■ REQUIREMENT:
What is the number of lines in these entries that include "more"? Write that number and no other text.

Collection entries
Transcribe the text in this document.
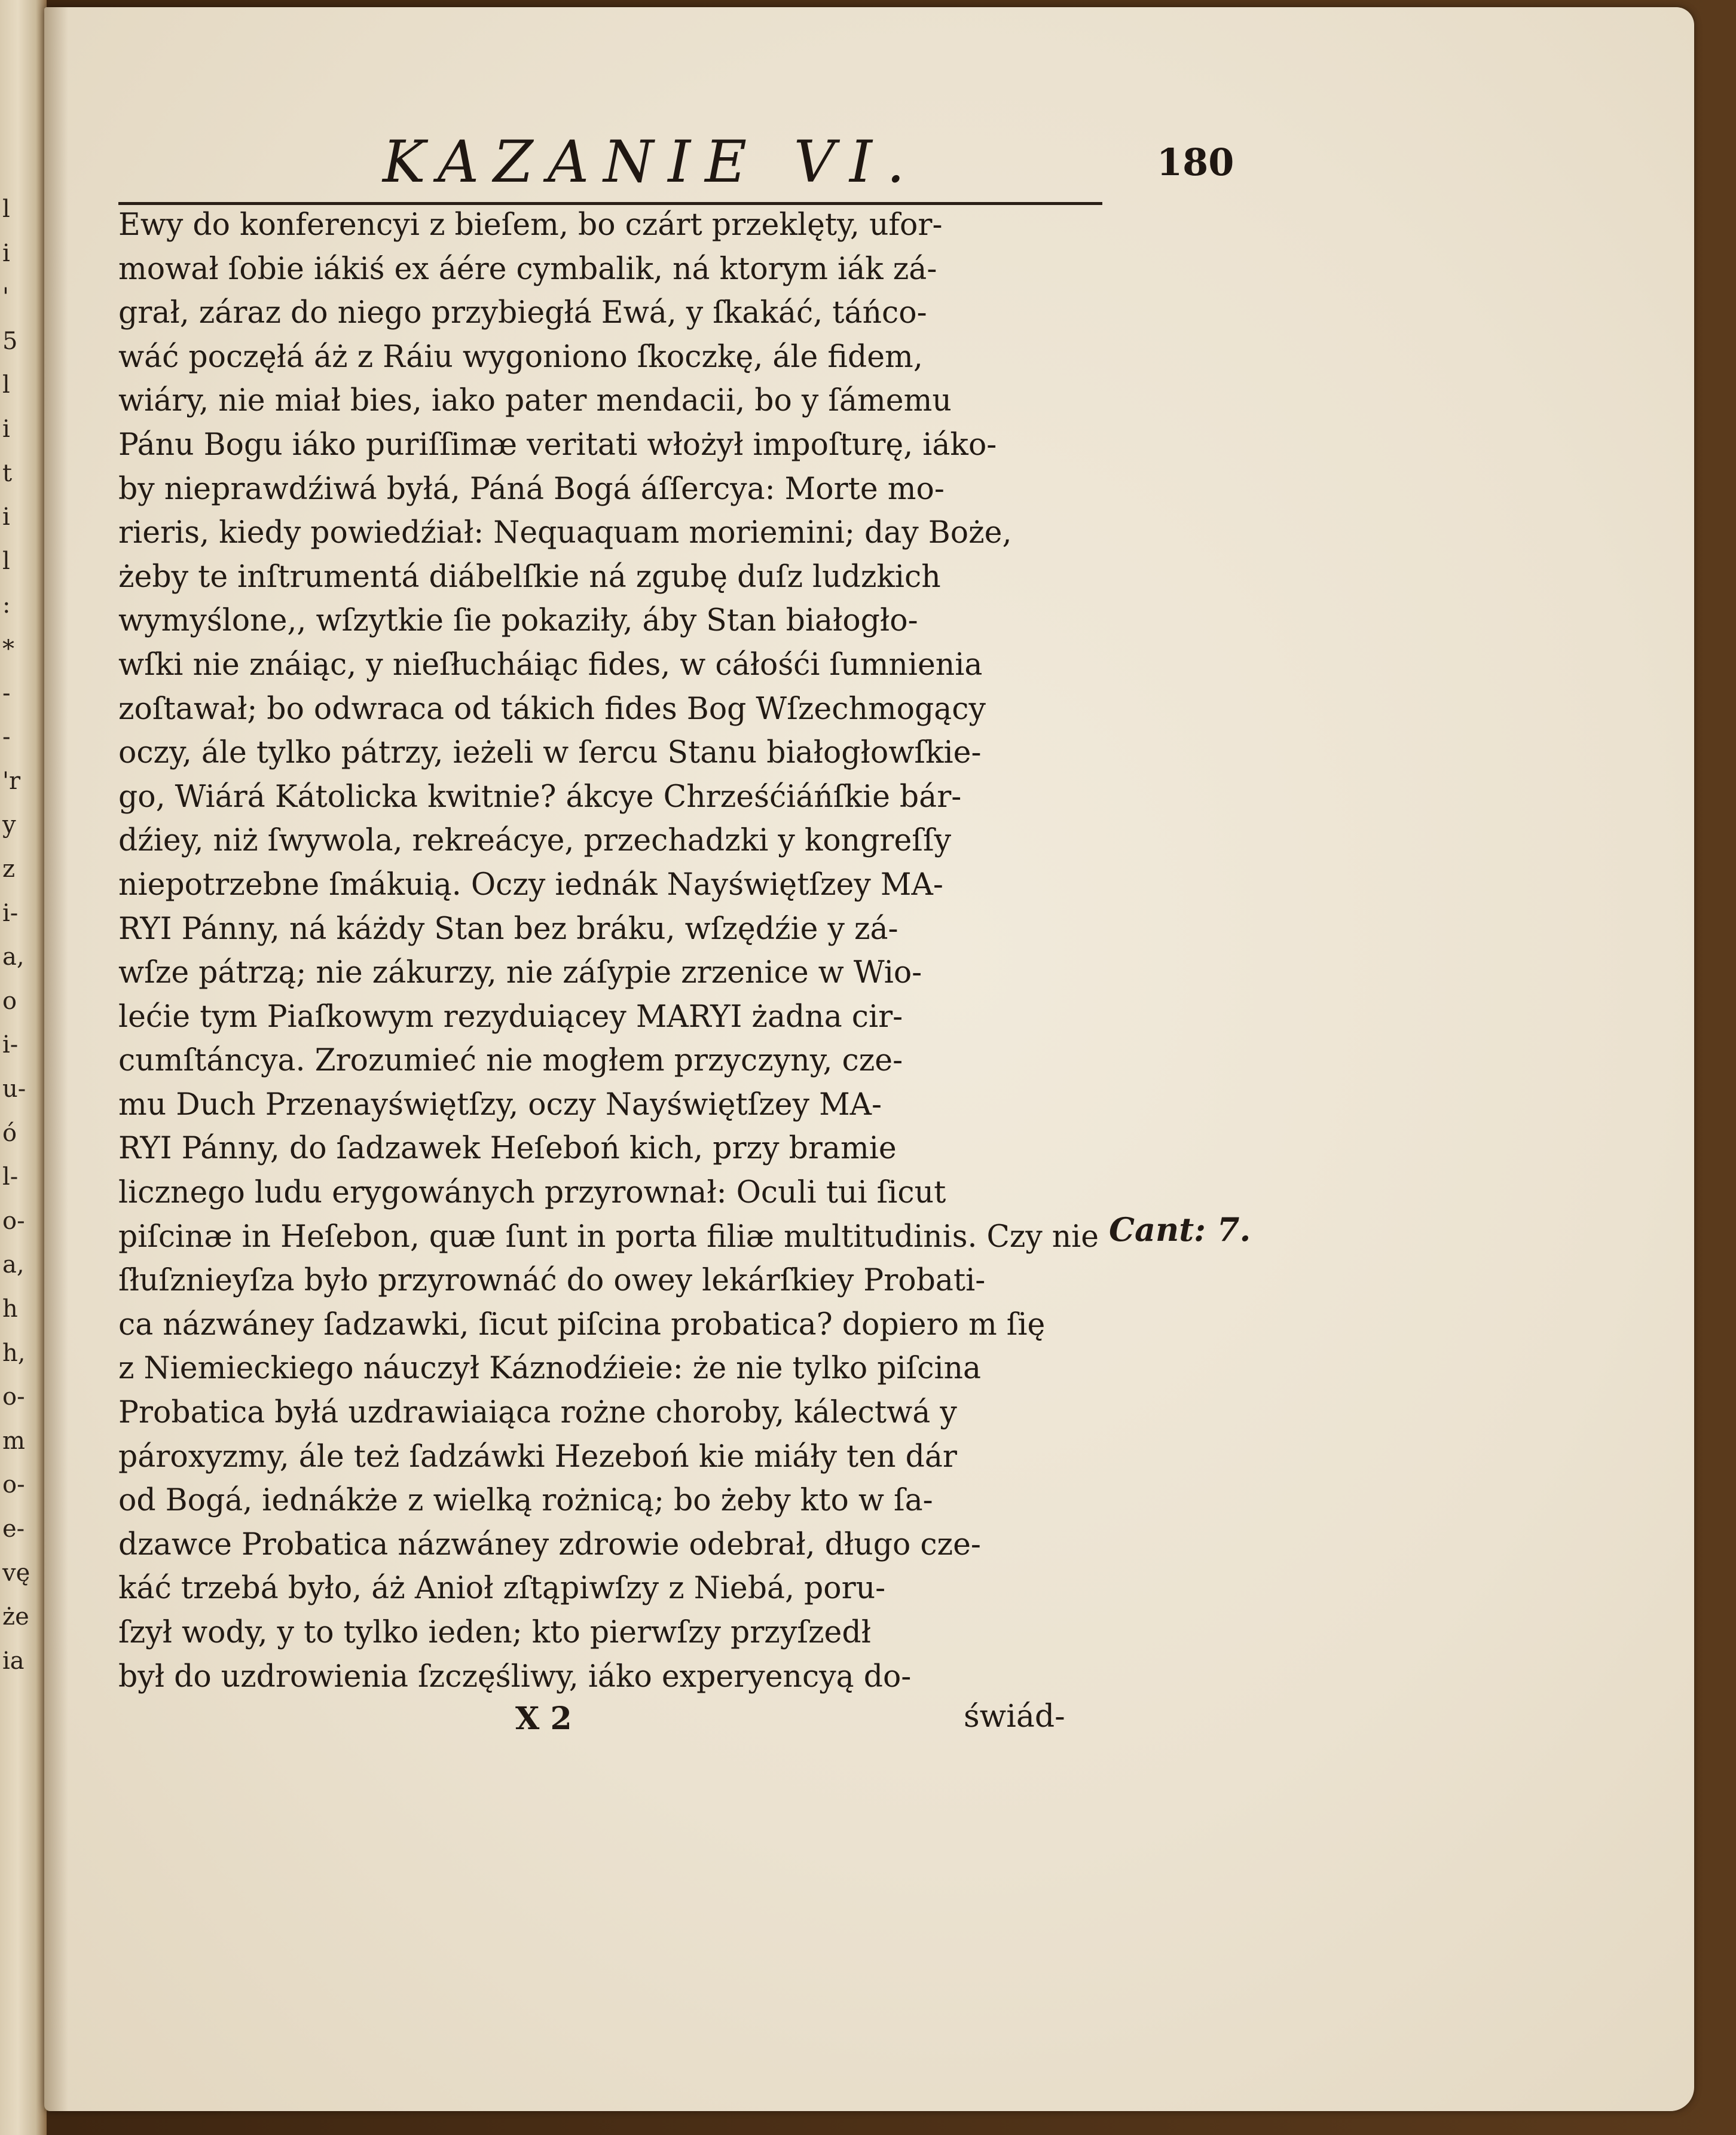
l
i
'
5
l
i
t
i
l
:
*
-
-
'r
y
z
i-
a,
o
i-
u-
ó
l-
o-
a,
h
h,
o-
m
o-
e-
vę
że
ia
KAZANIE VI.	180
Ewy do konferencyi z bieſem, bo czárt przeklęty, ufor-
mował ſobie iákiś ex áére cymbalik, ná ktorym iák zá-
grał, záraz do niego przybiegłá Ewá, y ſkakáć, táńco-
wáć poczęłá áż z Ráiu wygoniono ſkoczkę, ále fidem,
wiáry, nie miał bies, iako pater mendacii, bo y ſámemu
Pánu Bogu iáko puriſſimæ veritati włożył impoſturę, iáko-
by nieprawdźiwá byłá, Páná Bogá áſſercya: Morte mo-
rieris, kiedy powiedźiał: Nequaquam moriemini; day Boże,
żeby te inſtrumentá diábelſkie ná zgubę duſz ludzkich
wymyślone,, wſzytkie ſie pokaziły, áby Stan białogło-
wſki nie znáiąc, y nieſłucháiąc fides, w cáłośći ſumnienia
zoſtawał; bo odwraca od tákich fides Bog Wſzechmogący
oczy, ále tylko pátrzy, ieżeli w ſercu Stanu białogłowſkie-
go, Wiárá Kátolicka kwitnie? ákcye Chrześćiáńſkie bár-
dźiey, niż ſwywola, rekreácye, przechadzki y kongreſſy
niepotrzebne ſmákuią. Oczy iednák Nayświętſzey MA-
RYI Pánny, ná káżdy Stan bez bráku, wſzędźie y zá-
wſze pátrzą; nie zákurzy, nie záſypie zrzenice w Wio-
lećie tym Piaſkowym rezyduiącey MARYI żadna cir-
cumſtáncya. Zrozumieć nie mogłem przyczyny, cze-
mu Duch Przenayświętſzy, oczy Nayświętſzey MA-
RYI Pánny, do ſadzawek Heſeboń kich, przy bramie
licznego ludu erygowánych przyrownał: Oculi tui ſicut
piſcinæ in Heſebon, quæ ſunt in porta filiæ multitudinis. Czy nie
ſłuſznieyſza było przyrownáć do owey lekárſkiey Probati-
ca názwáney ſadzawki, ſicut piſcina probatica? dopiero m ſię
z Niemieckiego náuczył Káznodźieie: że nie tylko piſcina
Probatica byłá uzdrawiaiąca rożne choroby, kálectwá y
pároxyzmy, ále też ſadzáwki Hezeboń kie miáły ten dár
od Bogá, iednákże z wielką rożnicą; bo żeby kto w ſa-
dzawce Probatica názwáney zdrowie odebrał, długo cze-
káć trzebá było, áż Anioł zſtąpiwſzy z Niebá, poru-
ſzył wody, y to tylko ieden; kto pierwſzy przyſzedł
był do uzdrowienia ſzczęśliwy, iáko experyencyą do-
Cant: 7.
X 2	świád-
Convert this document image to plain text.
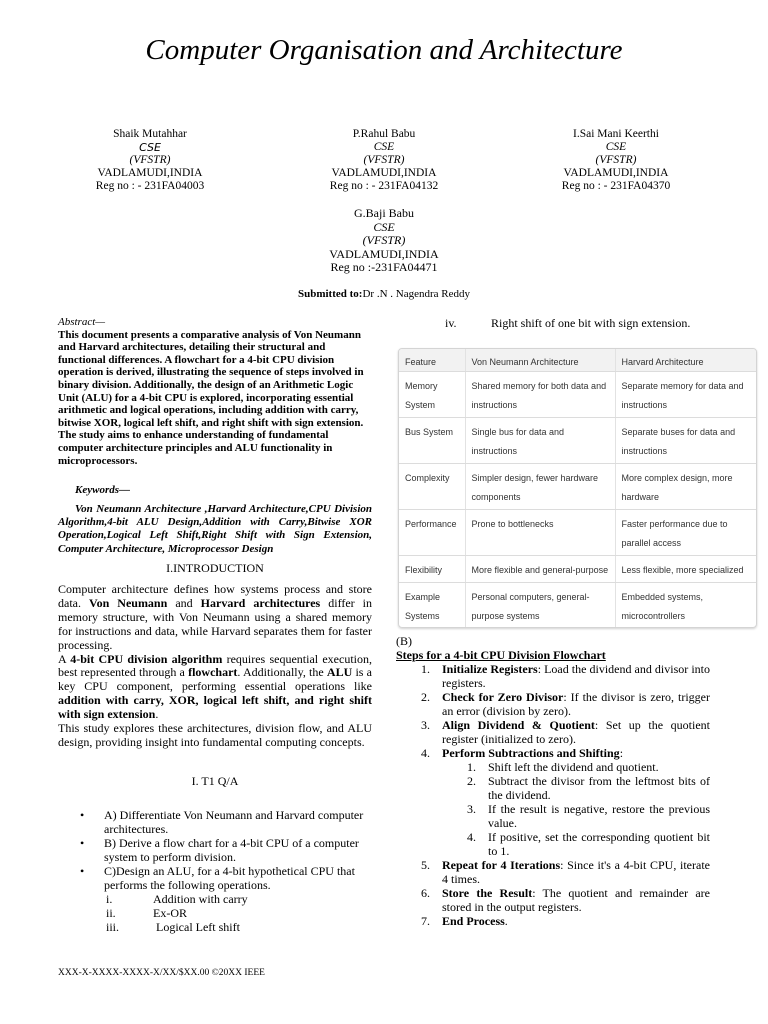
Computer Organisation and Architecture
Shaik Mutahhar
CSE
(VFSTR)
VADLAMUDI,INDIA
Reg no : - 231FA04003
P.Rahul Babu
CSE
(VFSTR)
VADLAMUDI,INDIA
Reg no : - 231FA04132
I.Sai Mani Keerthi
CSE
(VFSTR)
VADLAMUDI,INDIA
Reg no : - 231FA04370
G.Baji Babu
CSE
(VFSTR)
VADLAMUDI,INDIA
Reg no :-231FA04471
Submitted to:Dr .N . Nagendra Reddy
Abstract—
This document presents a comparative analysis of Von Neumann and Harvard architectures, detailing their structural and functional differences. A flowchart for a 4-bit CPU division operation is derived, illustrating the sequence of steps involved in binary division. Additionally, the design of an Arithmetic Logic Unit (ALU) for a 4-bit CPU is explored, incorporating essential arithmetic and logical operations, including addition with carry, bitwise XOR, logical left shift, and right shift with sign extension. The study aims to enhance understanding of fundamental computer architecture principles and ALU functionality in microprocessors.
Keywords—
Von Neumann Architecture ,Harvard Architecture,CPU Division Algorithm,4-bit ALU Design,Addition with Carry,Bitwise XOR Operation,Logical Left Shift,Right Shift with Sign Extension, Computer Architecture, Microprocessor Design
I.INTRODUCTION

Computer architecture defines how systems process and store data. Von Neumann and Harvard architectures differ in memory structure, with Von Neumann using a shared memory for instructions and data, while Harvard separates them for faster processing.

A 4-bit CPU division algorithm requires sequential execution, best represented through a flowchart. Additionally, the ALU is a key CPU component, performing essential operations like addition with carry, XOR, logical left shift, and right shift with sign extension.

This study explores these architectures, division flow, and ALU design, providing insight into fundamental computing concepts.

I. T1 Q/A
• A) Differentiate Von Neumann and Harvard computer architectures.
• B) Derive a flow chart for a 4-bit CPU of a computer system to perform division.
• C)Design an ALU, for a 4-bit hypothetical CPU that performs the following operations.
i.	Addition with carry
ii.	Ex-OR
iii.	Logical Left shift
XXX-X-XXXX-XXXX-X/XX/$XX.00 ©20XX IEEE
iv.	Right shift of one bit with sign extension.
Feature	Von Neumann Architecture	Harvard Architecture
Memory System	Shared memory for both data and instructions	Separate memory for data and instructions
Bus System	Single bus for data and instructions	Separate buses for data and instructions
Complexity	Simpler design, fewer hardware components	More complex design, more hardware
Performance	Prone to bottlenecks	Faster performance due to parallel access
Flexibility	More flexible and general-purpose	Less flexible, more specialized
Example Systems	Personal computers, general-purpose systems	Embedded systems, microcontrollers
(B)
Steps for a 4-bit CPU Division Flowchart
1. Initialize Registers: Load the dividend and divisor into registers.
2. Check for Zero Divisor: If the divisor is zero, trigger an error (division by zero).
3. Align Dividend & Quotient: Set up the quotient register (initialized to zero).
4. Perform Subtractions and Shifting:
1. Shift left the dividend and quotient.
2. Subtract the divisor from the leftmost bits of the dividend.
3. If the result is negative, restore the previous value.
4. If positive, set the corresponding quotient bit to 1.
5. Repeat for 4 Iterations: Since it's a 4-bit CPU, iterate 4 times.
6. Store the Result: The quotient and remainder are stored in the output registers.
7. End Process.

■ FINISHED ANSWER:
2